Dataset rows
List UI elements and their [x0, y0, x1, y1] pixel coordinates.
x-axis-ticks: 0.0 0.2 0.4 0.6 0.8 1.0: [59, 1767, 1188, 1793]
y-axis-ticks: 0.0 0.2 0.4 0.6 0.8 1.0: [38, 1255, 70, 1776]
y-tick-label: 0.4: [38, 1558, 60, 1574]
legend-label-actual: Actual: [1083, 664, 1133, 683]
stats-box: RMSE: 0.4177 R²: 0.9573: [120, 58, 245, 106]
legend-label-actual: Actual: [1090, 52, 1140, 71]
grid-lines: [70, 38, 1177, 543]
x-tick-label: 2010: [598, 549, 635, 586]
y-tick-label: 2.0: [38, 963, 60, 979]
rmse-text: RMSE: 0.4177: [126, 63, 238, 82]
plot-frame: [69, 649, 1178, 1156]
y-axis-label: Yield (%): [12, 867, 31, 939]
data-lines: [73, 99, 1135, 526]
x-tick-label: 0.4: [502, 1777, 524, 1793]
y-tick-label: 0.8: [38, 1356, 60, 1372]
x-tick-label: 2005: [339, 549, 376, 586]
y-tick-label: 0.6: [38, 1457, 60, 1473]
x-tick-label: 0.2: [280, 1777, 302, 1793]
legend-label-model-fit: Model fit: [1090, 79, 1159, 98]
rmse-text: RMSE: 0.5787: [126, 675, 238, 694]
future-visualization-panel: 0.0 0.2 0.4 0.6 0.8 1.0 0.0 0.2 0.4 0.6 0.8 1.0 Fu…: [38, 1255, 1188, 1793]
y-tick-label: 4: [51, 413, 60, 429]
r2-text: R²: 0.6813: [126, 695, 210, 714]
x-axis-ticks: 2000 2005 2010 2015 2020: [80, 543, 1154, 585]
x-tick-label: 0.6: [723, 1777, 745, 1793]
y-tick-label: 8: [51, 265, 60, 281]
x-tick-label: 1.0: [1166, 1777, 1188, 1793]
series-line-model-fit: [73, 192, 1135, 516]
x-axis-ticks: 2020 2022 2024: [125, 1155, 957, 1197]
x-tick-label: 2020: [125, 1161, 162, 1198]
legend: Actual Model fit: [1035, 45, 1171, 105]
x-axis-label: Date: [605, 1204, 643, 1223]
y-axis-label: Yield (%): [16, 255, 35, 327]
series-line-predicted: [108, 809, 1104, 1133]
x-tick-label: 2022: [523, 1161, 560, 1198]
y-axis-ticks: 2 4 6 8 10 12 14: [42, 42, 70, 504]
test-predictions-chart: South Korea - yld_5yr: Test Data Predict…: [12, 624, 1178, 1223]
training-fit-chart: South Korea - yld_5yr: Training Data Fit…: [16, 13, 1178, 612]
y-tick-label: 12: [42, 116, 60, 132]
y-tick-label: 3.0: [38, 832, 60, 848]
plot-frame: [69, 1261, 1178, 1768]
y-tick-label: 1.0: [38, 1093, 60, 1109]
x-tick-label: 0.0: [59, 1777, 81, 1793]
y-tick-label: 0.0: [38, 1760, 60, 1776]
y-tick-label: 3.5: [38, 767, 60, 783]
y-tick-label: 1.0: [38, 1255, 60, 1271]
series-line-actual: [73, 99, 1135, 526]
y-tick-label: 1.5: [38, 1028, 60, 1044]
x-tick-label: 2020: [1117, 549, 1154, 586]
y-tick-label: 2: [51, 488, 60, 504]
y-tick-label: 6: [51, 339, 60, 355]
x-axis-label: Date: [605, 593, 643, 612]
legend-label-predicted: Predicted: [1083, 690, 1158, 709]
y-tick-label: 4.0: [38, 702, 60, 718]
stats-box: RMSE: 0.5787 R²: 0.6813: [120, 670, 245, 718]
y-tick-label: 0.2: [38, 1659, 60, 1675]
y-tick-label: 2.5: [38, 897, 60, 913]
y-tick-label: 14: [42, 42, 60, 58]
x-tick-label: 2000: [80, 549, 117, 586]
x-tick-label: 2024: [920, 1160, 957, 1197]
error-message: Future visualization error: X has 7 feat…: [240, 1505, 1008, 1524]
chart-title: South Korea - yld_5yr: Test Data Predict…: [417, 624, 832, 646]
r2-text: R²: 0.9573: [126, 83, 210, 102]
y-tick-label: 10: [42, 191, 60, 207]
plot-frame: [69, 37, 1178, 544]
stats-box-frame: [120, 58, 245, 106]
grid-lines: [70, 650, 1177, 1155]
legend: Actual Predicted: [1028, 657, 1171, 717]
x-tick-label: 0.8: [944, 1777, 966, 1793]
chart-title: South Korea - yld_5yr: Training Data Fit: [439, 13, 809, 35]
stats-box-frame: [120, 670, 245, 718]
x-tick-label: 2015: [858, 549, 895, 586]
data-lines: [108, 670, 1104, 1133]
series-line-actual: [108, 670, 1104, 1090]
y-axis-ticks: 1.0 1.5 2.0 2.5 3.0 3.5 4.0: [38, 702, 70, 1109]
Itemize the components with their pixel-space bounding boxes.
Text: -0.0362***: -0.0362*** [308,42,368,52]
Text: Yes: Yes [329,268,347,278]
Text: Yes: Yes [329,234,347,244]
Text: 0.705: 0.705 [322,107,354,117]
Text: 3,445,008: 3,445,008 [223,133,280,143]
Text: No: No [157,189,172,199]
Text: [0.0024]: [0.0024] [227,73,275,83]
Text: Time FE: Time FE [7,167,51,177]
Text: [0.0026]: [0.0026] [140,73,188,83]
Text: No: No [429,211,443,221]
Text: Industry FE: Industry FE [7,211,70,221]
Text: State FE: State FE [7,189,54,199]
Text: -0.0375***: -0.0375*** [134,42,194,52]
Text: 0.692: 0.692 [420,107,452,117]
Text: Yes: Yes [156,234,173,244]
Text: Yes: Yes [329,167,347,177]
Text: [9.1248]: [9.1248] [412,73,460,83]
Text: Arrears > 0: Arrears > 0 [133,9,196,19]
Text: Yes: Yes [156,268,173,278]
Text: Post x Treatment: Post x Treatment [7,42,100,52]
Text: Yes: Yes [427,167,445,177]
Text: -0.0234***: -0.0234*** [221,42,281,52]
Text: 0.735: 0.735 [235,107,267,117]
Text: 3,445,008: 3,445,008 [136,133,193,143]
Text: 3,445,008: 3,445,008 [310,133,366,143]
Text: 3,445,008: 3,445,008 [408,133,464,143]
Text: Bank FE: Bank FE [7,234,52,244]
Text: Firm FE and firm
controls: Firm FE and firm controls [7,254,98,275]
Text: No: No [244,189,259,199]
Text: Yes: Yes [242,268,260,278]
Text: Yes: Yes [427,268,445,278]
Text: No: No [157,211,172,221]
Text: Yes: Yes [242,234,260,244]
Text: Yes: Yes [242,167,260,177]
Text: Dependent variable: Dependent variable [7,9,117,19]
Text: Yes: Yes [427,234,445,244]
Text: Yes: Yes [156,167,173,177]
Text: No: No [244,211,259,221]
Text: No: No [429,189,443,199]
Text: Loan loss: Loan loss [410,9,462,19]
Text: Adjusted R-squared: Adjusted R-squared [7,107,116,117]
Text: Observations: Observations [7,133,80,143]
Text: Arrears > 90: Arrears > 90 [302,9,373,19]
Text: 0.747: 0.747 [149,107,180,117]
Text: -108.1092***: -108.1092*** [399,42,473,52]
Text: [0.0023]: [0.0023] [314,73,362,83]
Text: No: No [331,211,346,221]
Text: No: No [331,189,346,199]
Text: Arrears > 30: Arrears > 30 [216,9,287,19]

GOAL:
Format the rows as a numbered list, from the first line of the rows up to and including the line with "legend-label-model-fit: Model fit: [1090, 79, 1159, 98]". Leave out any blank lines.

EXERCISE RESPONSE:
1. List UI elements and their [x0, y0, x1, y1] pixel coordinates.
2. x-axis-ticks: 0.0 0.2 0.4 0.6 0.8 1.0: [59, 1767, 1188, 1793]
3. y-axis-ticks: 0.0 0.2 0.4 0.6 0.8 1.0: [38, 1255, 70, 1776]
4. y-tick-label: 0.4: [38, 1558, 60, 1574]
5. legend-label-actual: Actual: [1083, 664, 1133, 683]
6. stats-box: RMSE: 0.4177 R²: 0.9573: [120, 58, 245, 106]
7. legend-label-actual: Actual: [1090, 52, 1140, 71]
8. grid-lines: [70, 38, 1177, 543]
9. x-tick-label: 2010: [598, 549, 635, 586]
10. y-tick-label: 2.0: [38, 963, 60, 979]
11. rmse-text: RMSE: 0.4177: [126, 63, 238, 82]
12. plot-frame: [69, 649, 1178, 1156]
13. y-axis-label: Yield (%): [12, 867, 31, 939]
14. data-lines: [73, 99, 1135, 526]
15. x-tick-label: 0.4: [502, 1777, 524, 1793]
16. y-tick-label: 0.8: [38, 1356, 60, 1372]
17. x-tick-label: 2005: [339, 549, 376, 586]
18. y-tick-label: 0.6: [38, 1457, 60, 1473]
19. x-tick-label: 0.2: [280, 1777, 302, 1793]
20. legend-label-model-fit: Model fit: [1090, 79, 1159, 98]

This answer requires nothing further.